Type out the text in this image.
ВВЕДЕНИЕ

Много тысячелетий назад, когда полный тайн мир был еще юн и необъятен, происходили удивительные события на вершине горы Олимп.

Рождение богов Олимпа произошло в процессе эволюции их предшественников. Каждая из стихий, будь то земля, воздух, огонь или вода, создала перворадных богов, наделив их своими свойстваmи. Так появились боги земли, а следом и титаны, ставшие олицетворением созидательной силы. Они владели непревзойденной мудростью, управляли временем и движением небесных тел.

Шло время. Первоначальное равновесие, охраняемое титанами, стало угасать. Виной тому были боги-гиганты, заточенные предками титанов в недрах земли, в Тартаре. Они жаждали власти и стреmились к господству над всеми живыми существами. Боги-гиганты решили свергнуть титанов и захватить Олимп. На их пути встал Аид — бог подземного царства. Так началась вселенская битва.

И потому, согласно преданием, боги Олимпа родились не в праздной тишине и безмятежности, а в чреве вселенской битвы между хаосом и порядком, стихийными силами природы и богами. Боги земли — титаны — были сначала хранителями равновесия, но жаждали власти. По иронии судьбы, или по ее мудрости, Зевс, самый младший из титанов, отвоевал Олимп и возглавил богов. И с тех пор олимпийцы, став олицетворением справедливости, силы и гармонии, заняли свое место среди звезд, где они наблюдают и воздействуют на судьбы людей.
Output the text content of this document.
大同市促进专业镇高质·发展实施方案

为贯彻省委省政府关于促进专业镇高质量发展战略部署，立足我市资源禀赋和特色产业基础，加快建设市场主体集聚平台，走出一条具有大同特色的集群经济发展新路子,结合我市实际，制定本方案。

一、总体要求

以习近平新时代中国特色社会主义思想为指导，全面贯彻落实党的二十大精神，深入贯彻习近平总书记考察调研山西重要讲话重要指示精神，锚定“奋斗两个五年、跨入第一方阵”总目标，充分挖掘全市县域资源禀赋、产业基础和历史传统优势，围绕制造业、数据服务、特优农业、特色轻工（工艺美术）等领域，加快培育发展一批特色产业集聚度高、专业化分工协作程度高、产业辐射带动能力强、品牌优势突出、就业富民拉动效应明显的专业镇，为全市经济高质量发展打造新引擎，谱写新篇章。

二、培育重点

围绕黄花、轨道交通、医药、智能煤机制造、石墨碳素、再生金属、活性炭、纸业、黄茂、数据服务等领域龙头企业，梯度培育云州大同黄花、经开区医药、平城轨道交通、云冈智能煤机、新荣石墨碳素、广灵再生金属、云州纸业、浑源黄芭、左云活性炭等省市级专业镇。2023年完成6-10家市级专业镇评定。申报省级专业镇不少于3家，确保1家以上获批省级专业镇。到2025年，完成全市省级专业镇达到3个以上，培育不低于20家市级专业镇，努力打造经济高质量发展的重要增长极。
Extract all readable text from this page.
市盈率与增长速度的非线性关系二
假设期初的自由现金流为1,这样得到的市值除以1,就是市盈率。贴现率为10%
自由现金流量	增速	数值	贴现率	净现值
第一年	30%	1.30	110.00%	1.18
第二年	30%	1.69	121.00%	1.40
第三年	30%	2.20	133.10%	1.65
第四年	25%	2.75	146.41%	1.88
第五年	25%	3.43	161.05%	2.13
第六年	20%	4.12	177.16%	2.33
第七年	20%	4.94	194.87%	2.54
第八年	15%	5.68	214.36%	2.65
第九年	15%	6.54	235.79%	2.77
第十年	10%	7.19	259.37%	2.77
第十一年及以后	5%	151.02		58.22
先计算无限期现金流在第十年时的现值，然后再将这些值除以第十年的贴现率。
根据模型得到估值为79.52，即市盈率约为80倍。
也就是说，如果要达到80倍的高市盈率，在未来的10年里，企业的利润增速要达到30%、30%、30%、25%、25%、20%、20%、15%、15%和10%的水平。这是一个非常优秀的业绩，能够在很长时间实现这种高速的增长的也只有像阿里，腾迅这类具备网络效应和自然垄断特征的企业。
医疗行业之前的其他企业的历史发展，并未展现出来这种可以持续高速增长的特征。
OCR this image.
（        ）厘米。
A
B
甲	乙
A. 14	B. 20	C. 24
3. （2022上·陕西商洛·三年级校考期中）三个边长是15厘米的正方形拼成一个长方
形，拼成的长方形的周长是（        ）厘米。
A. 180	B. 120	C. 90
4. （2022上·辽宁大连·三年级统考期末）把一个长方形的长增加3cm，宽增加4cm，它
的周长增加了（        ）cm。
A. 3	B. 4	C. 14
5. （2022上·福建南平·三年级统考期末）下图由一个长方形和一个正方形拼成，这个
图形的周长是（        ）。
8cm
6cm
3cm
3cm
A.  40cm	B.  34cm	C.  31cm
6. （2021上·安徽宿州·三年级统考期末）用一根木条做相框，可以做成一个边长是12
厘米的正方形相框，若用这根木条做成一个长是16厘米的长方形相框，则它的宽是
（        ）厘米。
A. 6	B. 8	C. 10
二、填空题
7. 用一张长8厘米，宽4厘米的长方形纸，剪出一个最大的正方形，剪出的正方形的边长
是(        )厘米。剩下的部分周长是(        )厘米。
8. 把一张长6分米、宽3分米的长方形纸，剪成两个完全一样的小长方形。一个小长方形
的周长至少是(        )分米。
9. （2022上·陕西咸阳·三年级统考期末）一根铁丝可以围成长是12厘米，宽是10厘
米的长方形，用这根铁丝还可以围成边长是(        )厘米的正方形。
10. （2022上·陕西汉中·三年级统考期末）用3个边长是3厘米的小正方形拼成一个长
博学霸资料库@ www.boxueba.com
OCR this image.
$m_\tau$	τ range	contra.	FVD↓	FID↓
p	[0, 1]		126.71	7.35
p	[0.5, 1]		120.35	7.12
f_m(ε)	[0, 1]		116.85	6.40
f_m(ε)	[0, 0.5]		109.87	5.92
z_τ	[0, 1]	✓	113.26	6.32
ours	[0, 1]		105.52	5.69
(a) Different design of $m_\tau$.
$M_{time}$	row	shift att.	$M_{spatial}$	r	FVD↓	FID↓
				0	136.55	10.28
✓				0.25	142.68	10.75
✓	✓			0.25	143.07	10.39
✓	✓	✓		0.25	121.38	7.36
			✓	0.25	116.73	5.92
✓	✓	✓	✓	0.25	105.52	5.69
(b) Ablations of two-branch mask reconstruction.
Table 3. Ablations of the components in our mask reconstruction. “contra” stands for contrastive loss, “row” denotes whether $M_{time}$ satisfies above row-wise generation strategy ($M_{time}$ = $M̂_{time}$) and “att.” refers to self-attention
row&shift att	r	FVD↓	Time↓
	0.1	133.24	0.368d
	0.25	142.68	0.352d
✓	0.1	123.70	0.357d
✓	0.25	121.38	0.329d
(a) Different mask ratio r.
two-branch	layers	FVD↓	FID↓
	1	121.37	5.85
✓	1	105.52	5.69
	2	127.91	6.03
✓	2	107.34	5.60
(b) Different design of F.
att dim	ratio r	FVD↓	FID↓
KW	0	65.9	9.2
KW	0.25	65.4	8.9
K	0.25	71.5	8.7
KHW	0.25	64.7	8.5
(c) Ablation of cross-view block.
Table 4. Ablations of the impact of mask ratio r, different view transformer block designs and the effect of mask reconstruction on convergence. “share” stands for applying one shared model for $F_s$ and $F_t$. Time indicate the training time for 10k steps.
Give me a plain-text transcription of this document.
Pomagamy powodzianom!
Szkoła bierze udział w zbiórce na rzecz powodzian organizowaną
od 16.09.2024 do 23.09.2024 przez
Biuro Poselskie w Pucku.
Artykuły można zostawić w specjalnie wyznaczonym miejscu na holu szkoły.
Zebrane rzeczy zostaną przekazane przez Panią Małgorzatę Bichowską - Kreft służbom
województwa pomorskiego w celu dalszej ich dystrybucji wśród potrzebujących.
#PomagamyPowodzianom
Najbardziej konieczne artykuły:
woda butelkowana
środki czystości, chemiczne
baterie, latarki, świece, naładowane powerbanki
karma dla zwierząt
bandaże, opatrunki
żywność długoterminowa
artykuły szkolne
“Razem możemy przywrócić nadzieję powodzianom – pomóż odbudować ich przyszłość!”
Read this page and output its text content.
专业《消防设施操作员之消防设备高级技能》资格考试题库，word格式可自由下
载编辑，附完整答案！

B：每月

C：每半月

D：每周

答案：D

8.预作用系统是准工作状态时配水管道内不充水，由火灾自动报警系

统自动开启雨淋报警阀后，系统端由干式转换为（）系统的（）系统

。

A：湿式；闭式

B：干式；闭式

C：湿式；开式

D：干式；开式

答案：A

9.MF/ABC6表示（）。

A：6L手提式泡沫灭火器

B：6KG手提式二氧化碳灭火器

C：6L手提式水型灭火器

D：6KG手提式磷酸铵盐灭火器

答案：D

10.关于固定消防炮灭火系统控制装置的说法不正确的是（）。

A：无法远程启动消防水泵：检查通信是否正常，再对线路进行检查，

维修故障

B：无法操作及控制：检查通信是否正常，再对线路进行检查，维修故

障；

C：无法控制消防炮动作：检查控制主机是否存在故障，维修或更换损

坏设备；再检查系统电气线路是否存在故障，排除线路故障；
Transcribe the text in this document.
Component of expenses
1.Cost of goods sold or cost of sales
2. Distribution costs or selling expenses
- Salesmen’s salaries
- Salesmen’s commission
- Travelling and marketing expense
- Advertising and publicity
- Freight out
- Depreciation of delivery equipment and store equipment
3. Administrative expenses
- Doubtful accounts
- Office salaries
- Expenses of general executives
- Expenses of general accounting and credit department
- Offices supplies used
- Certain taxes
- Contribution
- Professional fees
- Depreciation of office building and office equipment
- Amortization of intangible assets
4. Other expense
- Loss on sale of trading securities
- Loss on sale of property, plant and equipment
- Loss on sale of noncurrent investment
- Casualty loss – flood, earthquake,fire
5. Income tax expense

*Task objective*
Scan the material above for the string "this" and report each line where you find it.

*Expected output*
Type out the text in this image.
Output the text content of this document.
Extract all readable text from this page.
OCR this image.
OCR this image.
Give me a plain-text transcription of this document.
Read this page and output its text content.
Transcribe the text in this document.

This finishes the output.